▸ **AIM**: Give the count of lines in the data that include the string "عليـك", with no added remarks.

▸ **PROVIDED DATA**:
»»
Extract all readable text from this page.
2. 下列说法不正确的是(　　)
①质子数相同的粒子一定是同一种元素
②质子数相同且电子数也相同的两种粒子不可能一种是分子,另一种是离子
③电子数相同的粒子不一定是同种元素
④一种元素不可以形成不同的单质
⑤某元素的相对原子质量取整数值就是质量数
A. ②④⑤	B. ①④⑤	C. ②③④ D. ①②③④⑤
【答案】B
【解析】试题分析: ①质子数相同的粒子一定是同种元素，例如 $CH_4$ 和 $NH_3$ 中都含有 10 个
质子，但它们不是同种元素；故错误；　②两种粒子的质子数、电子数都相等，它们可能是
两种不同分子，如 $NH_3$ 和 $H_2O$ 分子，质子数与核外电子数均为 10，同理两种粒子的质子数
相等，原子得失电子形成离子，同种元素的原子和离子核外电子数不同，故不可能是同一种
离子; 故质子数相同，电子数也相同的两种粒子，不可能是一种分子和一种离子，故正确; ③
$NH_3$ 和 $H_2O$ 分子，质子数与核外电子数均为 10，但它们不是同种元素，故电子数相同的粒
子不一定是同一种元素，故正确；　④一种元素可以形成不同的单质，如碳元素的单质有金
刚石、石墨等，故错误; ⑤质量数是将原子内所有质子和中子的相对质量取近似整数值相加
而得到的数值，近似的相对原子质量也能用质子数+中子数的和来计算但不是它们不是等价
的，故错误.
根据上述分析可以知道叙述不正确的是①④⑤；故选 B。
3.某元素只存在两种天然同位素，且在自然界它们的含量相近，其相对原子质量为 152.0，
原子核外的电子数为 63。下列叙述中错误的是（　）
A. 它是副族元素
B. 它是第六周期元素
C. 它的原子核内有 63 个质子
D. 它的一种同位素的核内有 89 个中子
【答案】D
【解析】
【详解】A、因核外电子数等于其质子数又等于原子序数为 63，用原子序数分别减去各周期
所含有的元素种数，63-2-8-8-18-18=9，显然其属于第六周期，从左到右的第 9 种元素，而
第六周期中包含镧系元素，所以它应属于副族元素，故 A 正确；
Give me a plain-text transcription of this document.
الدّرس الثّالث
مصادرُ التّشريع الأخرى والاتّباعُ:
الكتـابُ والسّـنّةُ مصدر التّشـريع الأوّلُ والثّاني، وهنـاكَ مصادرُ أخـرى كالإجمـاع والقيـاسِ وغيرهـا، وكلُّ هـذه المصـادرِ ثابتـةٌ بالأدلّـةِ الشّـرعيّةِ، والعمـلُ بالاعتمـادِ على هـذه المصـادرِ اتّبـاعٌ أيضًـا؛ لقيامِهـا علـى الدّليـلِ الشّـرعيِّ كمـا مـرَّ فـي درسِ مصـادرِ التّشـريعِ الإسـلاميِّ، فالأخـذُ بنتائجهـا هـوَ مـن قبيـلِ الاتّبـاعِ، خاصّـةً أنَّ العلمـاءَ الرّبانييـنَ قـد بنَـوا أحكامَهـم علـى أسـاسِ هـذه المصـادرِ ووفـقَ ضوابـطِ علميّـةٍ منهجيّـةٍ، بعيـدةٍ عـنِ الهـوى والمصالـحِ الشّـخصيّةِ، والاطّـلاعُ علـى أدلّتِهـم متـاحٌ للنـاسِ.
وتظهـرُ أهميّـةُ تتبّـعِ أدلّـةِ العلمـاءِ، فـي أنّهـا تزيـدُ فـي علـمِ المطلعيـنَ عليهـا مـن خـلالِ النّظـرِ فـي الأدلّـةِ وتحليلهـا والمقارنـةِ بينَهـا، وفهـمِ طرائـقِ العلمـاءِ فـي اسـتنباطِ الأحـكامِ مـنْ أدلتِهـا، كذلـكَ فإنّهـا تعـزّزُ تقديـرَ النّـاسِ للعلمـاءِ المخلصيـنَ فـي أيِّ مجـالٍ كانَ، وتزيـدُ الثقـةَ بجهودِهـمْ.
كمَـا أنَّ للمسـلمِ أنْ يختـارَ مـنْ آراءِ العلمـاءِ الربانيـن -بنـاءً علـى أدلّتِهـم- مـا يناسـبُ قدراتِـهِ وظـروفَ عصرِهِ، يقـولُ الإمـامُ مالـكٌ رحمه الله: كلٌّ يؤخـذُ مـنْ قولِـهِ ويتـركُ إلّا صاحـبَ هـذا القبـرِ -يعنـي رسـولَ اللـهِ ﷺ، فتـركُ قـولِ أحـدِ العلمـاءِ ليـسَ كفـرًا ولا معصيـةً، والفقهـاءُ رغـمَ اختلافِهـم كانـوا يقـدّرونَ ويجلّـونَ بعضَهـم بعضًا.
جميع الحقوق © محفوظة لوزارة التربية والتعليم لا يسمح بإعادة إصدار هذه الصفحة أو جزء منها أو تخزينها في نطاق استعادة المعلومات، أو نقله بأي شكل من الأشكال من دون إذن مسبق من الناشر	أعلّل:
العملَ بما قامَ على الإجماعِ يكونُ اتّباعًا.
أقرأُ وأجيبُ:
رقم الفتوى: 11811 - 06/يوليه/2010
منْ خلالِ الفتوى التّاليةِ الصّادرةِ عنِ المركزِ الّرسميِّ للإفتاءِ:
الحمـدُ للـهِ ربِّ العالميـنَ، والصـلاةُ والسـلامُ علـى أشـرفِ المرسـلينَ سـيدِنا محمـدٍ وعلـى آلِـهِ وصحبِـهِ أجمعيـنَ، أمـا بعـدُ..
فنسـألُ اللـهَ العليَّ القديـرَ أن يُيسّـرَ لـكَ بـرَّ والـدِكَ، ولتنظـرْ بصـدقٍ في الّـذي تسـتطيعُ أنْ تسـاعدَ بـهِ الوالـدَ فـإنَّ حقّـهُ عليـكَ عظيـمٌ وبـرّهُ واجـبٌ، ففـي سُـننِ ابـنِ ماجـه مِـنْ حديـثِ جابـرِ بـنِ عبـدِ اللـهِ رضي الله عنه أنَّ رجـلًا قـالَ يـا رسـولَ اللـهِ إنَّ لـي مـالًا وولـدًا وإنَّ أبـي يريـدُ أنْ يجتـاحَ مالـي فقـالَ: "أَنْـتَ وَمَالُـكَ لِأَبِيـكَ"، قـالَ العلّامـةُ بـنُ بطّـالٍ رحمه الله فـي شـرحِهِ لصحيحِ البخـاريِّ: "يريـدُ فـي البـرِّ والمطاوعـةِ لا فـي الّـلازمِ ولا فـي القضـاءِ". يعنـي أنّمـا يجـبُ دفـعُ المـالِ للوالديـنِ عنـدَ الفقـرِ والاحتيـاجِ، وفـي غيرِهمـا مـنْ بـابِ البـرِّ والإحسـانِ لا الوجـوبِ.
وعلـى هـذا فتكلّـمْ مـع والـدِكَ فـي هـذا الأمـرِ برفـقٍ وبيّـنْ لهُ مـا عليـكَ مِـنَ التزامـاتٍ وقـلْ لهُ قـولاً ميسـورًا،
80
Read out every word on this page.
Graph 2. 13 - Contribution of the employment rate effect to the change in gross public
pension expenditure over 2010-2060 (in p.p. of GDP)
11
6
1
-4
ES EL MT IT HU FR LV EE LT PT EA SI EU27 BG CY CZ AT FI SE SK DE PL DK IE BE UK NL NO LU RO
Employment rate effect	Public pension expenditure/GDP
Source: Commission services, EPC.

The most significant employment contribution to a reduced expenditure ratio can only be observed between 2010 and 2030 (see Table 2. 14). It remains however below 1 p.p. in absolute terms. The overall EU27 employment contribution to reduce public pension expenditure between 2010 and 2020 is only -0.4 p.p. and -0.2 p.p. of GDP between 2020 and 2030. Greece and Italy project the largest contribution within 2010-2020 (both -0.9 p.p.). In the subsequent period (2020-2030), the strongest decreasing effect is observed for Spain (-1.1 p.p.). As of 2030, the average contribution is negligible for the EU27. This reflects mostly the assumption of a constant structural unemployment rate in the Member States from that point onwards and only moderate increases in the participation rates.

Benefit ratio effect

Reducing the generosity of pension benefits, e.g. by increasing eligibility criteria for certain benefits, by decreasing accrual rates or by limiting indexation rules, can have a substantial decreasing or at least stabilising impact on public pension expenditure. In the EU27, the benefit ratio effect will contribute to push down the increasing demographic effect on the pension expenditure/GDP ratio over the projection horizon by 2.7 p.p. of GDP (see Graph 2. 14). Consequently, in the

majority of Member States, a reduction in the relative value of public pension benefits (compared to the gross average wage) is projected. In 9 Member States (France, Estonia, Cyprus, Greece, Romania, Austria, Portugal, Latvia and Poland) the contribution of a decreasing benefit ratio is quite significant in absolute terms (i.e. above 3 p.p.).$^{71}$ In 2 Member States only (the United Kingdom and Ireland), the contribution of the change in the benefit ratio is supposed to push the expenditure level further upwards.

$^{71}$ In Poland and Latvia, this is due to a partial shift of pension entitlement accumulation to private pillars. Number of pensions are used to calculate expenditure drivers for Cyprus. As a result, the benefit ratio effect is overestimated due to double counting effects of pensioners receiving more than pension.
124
««
▸ **EXPECTED ANSWER**: 2